--- START OF Stored data ---

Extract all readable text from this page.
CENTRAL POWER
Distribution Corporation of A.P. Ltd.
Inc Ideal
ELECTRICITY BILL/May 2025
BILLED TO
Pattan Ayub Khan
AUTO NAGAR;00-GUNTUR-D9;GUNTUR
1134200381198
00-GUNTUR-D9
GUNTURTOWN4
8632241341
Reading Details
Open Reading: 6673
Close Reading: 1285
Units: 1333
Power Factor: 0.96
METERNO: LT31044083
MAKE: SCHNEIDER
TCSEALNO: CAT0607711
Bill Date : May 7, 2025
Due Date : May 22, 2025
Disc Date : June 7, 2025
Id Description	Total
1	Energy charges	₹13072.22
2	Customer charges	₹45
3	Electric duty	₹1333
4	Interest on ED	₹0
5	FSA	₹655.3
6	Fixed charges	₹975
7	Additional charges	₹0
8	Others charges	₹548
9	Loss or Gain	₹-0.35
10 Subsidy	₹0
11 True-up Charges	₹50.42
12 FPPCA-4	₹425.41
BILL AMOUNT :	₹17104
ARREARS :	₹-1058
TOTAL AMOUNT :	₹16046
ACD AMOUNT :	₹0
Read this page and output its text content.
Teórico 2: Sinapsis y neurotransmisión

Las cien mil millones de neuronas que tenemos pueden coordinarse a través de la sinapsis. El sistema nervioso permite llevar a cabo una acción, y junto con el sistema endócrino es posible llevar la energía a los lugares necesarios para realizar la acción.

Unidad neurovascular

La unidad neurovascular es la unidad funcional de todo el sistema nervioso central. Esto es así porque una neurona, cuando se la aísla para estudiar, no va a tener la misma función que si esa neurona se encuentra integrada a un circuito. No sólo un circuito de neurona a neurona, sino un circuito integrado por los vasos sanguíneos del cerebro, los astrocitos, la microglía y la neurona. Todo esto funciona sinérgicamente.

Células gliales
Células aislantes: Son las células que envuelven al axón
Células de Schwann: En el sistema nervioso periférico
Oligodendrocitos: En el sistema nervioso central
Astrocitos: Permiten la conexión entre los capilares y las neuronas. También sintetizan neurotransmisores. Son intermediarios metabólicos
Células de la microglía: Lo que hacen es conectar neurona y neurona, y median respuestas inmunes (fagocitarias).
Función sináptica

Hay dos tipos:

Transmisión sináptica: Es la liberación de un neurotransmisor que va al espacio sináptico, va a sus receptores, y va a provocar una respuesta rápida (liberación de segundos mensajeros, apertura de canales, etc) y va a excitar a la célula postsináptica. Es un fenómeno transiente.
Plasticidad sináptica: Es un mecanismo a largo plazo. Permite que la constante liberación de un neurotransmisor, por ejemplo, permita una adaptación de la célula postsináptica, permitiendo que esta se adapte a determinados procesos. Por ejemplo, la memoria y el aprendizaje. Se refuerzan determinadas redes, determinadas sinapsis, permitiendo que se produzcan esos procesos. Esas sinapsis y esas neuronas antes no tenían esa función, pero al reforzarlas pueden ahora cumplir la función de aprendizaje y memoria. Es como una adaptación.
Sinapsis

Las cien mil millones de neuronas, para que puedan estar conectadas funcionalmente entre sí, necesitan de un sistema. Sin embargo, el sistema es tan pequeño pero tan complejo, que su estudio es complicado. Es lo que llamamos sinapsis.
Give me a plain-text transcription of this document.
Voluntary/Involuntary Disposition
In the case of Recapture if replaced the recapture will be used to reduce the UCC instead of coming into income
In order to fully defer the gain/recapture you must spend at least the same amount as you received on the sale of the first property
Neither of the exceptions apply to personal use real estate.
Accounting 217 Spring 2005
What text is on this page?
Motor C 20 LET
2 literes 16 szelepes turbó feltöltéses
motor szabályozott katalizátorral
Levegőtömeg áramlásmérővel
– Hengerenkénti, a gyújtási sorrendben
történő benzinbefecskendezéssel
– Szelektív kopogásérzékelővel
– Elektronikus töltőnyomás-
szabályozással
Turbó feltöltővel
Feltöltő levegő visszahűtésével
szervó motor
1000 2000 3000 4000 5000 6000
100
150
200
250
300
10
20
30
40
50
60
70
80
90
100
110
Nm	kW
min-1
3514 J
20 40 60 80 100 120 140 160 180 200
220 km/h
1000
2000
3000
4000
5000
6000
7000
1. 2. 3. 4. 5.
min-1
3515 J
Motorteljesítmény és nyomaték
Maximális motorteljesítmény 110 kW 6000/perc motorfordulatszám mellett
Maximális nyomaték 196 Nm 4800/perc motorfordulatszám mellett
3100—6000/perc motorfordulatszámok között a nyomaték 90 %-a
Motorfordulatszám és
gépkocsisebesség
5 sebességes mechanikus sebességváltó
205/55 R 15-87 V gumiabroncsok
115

--- END OF Stored data ---

§ Short task:
From the listing above, extract every line exactly as it stands.

§ Task solution:
Extract all readable text from this page.
CENTRAL POWER
Distribution Corporation of A.P. Ltd.
Inc Ideal
ELECTRICITY BILL/May 2025
BILLED TO
Pattan Ayub Khan
AUTO NAGAR;00-GUNTUR-D9;GUNTUR
1134200381198
00-GUNTUR-D9
GUNTURTOWN4
8632241341
Reading Details
Open Reading: 6673
Close Reading: 1285
Units: 1333
Power Factor: 0.96
METERNO: LT31044083
MAKE: SCHNEIDER
TCSEALNO: CAT0607711
Bill Date : May 7, 2025
Due Date : May 22, 2025
Disc Date : June 7, 2025
Id Description	Total
1	Energy charges	₹13072.22
2	Customer charges	₹45
3	Electric duty	₹1333
4	Interest on ED	₹0
5	FSA	₹655.3
6	Fixed charges	₹975
7	Additional charges	₹0
8	Others charges	₹548
9	Loss or Gain	₹-0.35
10 Subsidy	₹0
11 True-up Charges	₹50.42
12 FPPCA-4	₹425.41
BILL AMOUNT :	₹17104
ARREARS :	₹-1058
TOTAL AMOUNT :	₹16046
ACD AMOUNT :	₹0
Read this page and output its text content.
Teórico 2: Sinapsis y neurotransmisión

Las cien mil millones de neuronas que tenemos pueden coordinarse a través de la sinapsis. El sistema nervioso permite llevar a cabo una acción, y junto con el sistema endócrino es posible llevar la energía a los lugares necesarios para realizar la acción.

Unidad neurovascular

La unidad neurovascular es la unidad funcional de todo el sistema nervioso central. Esto es así porque una neurona, cuando se la aísla para estudiar, no va a tener la misma función que si esa neurona se encuentra integrada a un circuito. No sólo un circuito de neurona a neurona, sino un circuito integrado por los vasos sanguíneos del cerebro, los astrocitos, la microglía y la neurona. Todo esto funciona sinérgicamente.

Células gliales
Células aislantes: Son las células que envuelven al axón
Células de Schwann: En el sistema nervioso periférico
Oligodendrocitos: En el sistema nervioso central
Astrocitos: Permiten la conexión entre los capilares y las neuronas. También sintetizan neurotransmisores. Son intermediarios metabólicos
Células de la microglía: Lo que hacen es conectar neurona y neurona, y median respuestas inmunes (fagocitarias).
Función sináptica

Hay dos tipos:

Transmisión sináptica: Es la liberación de un neurotransmisor que va al espacio sináptico, va a sus receptores, y va a provocar una respuesta rápida (liberación de segundos mensajeros, apertura de canales, etc) y va a excitar a la célula postsináptica. Es un fenómeno transiente.
Plasticidad sináptica: Es un mecanismo a largo plazo. Permite que la constante liberación de un neurotransmisor, por ejemplo, permita una adaptación de la célula postsináptica, permitiendo que esta se adapte a determinados procesos. Por ejemplo, la memoria y el aprendizaje. Se refuerzan determinadas redes, determinadas sinapsis, permitiendo que se produzcan esos procesos. Esas sinapsis y esas neuronas antes no tenían esa función, pero al reforzarlas pueden ahora cumplir la función de aprendizaje y memoria. Es como una adaptación.
Sinapsis

Las cien mil millones de neuronas, para que puedan estar conectadas funcionalmente entre sí, necesitan de un sistema. Sin embargo, el sistema es tan pequeño pero tan complejo, que su estudio es complicado. Es lo que llamamos sinapsis.
Give me a plain-text transcription of this document.
Voluntary/Involuntary Disposition
In the case of Recapture if replaced the recapture will be used to reduce the UCC instead of coming into income
In order to fully defer the gain/recapture you must spend at least the same amount as you received on the sale of the first property
Neither of the exceptions apply to personal use real estate.
Accounting 217 Spring 2005
What text is on this page?
Motor C 20 LET
2 literes 16 szelepes turbó feltöltéses
motor szabályozott katalizátorral
Levegőtömeg áramlásmérővel
– Hengerenkénti, a gyújtási sorrendben
történő benzinbefecskendezéssel
– Szelektív kopogásérzékelővel
– Elektronikus töltőnyomás-
szabályozással
Turbó feltöltővel
Feltöltő levegő visszahűtésével
szervó motor
1000 2000 3000 4000 5000 6000
100
150
200
250
300
10
20
30
40
50
60
70
80
90
100
110
Nm	kW
min-1
3514 J
20 40 60 80 100 120 140 160 180 200
220 km/h
1000
2000
3000
4000
5000
6000
7000
1. 2. 3. 4. 5.
min-1
3515 J
Motorteljesítmény és nyomaték
Maximális motorteljesítmény 110 kW 6000/perc motorfordulatszám mellett
Maximális nyomaték 196 Nm 4800/perc motorfordulatszám mellett
3100—6000/perc motorfordulatszámok között a nyomaték 90 %-a
Motorfordulatszám és
gépkocsisebesség
5 sebességes mechanikus sebességváltó
205/55 R 15-87 V gumiabroncsok
115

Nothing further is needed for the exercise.